(Collected data entries)

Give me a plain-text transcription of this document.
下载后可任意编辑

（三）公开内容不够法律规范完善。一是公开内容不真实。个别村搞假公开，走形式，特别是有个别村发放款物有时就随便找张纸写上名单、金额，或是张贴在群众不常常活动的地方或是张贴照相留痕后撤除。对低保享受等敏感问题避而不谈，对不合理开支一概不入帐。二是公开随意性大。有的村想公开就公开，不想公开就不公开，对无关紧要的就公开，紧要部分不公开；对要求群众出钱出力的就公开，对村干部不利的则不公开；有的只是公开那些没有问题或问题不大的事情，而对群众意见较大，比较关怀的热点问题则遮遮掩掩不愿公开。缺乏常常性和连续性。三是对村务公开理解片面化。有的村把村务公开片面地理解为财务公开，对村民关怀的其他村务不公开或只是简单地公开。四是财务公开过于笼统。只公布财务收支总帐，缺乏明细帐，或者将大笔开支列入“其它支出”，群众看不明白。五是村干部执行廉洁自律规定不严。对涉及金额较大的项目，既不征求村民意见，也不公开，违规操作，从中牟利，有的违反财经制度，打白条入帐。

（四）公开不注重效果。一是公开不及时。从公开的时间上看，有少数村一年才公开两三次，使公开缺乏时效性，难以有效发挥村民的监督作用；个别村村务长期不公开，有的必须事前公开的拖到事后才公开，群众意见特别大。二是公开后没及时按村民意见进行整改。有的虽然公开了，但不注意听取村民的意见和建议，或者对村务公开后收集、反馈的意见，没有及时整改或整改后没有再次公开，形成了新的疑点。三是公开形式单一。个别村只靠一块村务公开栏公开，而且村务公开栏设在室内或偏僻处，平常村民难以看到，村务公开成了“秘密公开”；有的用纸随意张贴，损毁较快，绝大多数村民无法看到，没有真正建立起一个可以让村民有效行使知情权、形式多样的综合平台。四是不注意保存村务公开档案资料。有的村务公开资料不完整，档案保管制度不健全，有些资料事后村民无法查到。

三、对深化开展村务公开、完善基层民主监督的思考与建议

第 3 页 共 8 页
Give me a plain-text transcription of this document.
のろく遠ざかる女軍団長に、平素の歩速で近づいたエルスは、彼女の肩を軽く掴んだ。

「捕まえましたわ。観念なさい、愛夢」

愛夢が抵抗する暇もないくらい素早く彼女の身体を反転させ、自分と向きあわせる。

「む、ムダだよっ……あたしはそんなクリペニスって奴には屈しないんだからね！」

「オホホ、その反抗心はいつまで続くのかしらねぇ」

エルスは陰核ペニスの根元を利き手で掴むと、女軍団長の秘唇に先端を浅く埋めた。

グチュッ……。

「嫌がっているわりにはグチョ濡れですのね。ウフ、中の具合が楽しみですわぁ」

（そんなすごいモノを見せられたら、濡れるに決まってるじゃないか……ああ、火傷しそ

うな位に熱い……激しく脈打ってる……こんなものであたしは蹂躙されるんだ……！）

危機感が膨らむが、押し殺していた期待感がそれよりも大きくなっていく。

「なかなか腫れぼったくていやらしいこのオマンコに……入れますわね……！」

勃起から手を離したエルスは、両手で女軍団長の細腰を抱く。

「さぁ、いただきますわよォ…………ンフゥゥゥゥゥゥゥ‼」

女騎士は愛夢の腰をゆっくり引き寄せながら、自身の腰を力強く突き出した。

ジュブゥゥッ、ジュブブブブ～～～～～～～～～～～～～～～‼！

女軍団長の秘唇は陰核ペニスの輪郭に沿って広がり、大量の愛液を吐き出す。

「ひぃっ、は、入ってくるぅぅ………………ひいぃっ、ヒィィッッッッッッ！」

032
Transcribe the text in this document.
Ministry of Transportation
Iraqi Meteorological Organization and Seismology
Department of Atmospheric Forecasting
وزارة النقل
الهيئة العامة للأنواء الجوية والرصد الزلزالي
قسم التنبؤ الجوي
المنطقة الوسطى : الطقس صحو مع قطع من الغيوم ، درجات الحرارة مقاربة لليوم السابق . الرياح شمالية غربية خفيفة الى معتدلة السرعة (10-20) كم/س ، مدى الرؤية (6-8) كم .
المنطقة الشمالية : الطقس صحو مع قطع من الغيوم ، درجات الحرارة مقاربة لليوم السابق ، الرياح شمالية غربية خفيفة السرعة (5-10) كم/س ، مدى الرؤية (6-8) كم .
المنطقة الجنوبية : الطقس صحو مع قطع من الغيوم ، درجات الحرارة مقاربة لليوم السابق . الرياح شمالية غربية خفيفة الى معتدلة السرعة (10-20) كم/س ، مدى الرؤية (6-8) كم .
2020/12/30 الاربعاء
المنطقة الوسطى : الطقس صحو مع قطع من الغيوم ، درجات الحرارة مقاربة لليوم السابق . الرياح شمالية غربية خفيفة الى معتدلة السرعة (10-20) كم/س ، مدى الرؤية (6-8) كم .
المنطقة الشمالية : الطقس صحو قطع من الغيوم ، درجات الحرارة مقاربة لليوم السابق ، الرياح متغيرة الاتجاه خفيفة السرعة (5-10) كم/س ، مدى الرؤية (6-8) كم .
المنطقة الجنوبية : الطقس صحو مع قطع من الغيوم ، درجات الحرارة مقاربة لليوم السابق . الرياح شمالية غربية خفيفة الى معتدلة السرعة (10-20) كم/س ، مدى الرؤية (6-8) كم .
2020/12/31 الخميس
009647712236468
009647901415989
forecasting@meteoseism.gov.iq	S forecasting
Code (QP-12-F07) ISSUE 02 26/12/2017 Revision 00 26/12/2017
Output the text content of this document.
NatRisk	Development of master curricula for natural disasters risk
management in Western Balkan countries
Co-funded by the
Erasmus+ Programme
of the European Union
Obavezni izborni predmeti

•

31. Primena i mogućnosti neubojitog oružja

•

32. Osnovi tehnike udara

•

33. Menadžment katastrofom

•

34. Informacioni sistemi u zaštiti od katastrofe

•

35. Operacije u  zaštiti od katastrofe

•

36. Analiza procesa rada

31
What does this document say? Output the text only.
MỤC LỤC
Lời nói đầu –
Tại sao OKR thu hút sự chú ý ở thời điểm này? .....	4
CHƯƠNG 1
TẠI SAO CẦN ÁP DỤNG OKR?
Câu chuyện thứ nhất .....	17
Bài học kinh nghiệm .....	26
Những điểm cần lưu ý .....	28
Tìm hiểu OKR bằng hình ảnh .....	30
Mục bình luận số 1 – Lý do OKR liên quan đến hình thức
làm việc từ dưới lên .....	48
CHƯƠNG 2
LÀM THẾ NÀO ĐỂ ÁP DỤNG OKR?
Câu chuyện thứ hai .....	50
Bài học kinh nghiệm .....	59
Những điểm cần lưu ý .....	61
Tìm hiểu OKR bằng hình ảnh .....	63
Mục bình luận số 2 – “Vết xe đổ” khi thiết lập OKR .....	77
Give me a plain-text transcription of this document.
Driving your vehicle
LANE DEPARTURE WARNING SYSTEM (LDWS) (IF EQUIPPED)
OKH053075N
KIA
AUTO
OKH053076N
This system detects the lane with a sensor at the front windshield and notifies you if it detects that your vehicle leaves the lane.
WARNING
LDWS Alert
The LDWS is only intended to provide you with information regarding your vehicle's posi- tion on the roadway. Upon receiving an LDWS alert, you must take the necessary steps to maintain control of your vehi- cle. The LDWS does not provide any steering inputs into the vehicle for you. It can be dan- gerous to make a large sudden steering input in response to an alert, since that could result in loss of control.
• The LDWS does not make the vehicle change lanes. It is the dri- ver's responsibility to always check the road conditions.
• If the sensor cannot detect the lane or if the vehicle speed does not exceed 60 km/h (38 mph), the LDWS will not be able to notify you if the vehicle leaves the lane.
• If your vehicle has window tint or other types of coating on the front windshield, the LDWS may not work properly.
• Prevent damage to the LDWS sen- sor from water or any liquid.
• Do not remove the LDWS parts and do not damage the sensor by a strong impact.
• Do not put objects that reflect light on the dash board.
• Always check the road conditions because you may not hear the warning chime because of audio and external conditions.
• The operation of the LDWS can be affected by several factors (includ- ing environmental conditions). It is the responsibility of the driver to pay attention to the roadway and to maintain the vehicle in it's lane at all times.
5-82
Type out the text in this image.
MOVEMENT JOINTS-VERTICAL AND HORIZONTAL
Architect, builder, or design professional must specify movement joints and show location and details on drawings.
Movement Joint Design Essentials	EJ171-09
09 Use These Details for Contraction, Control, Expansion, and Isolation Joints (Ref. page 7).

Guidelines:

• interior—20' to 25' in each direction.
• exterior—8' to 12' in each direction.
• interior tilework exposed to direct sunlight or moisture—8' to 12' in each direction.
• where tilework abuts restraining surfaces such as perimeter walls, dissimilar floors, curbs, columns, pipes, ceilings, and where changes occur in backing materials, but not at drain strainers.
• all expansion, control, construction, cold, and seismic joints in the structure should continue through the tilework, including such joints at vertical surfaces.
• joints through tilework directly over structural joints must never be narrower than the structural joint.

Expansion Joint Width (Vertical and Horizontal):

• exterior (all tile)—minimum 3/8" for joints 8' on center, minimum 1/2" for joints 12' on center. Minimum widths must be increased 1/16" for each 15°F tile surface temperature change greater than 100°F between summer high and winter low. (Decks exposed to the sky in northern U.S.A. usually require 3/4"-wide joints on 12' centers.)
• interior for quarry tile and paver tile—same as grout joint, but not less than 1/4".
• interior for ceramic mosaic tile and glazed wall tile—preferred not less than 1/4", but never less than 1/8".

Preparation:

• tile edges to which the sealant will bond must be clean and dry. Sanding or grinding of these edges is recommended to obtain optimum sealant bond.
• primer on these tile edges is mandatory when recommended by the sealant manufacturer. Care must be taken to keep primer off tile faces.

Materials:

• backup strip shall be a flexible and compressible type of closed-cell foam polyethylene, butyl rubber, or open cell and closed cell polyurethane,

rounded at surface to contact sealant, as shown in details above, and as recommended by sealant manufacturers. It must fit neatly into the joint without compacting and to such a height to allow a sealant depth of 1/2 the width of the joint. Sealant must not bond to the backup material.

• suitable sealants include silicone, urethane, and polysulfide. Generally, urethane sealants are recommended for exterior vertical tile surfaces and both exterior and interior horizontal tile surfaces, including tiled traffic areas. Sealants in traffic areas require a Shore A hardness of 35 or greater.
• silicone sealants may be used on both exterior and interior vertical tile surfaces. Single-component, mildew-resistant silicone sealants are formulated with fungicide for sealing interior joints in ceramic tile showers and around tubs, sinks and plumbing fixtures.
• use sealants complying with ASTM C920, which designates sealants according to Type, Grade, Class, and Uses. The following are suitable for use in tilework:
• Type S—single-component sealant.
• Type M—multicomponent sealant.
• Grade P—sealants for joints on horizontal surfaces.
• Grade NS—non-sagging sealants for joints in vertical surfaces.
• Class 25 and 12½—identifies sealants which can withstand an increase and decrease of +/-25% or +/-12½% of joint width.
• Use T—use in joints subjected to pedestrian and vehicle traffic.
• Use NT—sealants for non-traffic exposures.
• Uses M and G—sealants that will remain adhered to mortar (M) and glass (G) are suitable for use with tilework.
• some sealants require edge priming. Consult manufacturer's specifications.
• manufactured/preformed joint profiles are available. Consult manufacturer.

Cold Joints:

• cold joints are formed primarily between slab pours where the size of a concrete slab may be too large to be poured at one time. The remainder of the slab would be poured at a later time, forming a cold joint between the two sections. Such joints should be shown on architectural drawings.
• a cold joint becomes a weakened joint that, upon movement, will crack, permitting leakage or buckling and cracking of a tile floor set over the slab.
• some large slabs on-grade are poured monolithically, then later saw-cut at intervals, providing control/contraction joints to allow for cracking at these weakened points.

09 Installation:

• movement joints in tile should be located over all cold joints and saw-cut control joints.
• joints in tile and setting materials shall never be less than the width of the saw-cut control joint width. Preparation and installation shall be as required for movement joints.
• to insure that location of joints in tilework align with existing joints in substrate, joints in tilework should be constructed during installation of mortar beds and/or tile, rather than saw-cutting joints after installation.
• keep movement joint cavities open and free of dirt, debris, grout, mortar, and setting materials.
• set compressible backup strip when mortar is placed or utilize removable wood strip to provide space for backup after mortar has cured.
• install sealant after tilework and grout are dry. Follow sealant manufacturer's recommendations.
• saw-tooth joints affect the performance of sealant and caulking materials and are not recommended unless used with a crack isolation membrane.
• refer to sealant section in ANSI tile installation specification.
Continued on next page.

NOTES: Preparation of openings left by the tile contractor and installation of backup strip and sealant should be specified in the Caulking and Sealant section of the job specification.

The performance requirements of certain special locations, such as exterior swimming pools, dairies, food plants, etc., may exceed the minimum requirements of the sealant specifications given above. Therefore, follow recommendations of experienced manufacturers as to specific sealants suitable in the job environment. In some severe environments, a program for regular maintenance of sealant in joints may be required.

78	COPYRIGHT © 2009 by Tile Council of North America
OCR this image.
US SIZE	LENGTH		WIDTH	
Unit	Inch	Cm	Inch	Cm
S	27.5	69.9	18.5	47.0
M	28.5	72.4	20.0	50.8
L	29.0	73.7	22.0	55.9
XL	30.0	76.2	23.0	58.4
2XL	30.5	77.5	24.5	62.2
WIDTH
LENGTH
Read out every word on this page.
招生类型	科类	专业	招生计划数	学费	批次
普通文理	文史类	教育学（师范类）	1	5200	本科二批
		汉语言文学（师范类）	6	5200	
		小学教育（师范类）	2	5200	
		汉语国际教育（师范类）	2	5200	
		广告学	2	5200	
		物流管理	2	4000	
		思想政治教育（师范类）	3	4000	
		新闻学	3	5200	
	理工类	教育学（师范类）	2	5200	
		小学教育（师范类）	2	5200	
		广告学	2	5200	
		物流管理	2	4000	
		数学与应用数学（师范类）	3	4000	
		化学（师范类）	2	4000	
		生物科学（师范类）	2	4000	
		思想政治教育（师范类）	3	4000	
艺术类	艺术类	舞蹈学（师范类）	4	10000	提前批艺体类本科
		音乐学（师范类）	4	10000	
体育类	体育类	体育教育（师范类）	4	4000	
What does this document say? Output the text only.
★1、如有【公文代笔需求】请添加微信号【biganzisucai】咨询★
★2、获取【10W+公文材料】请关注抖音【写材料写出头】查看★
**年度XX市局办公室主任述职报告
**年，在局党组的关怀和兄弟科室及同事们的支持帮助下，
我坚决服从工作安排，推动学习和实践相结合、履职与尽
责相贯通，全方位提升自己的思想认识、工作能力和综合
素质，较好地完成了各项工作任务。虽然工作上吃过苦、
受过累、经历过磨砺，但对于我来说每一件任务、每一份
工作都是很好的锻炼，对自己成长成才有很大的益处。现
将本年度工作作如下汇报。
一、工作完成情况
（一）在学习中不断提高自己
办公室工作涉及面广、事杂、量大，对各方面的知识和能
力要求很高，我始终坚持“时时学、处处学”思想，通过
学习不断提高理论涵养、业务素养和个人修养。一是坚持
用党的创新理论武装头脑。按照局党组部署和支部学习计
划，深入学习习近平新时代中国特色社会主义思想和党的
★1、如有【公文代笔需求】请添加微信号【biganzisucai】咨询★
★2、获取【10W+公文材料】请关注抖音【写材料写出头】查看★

- [Written exercise]: Only lines with the word "Preparation" should be collected from the material.

- [Complete output]:
Preparation:
• joints in tile and setting materials shall never be less than the width of the saw-cut control joint width. Preparation and installation shall be as required for movement joints.
NOTES: Preparation of openings left by the tile contractor and installation of backup strip and sealant should be specified in the Caulking and Sealant section of the job specification.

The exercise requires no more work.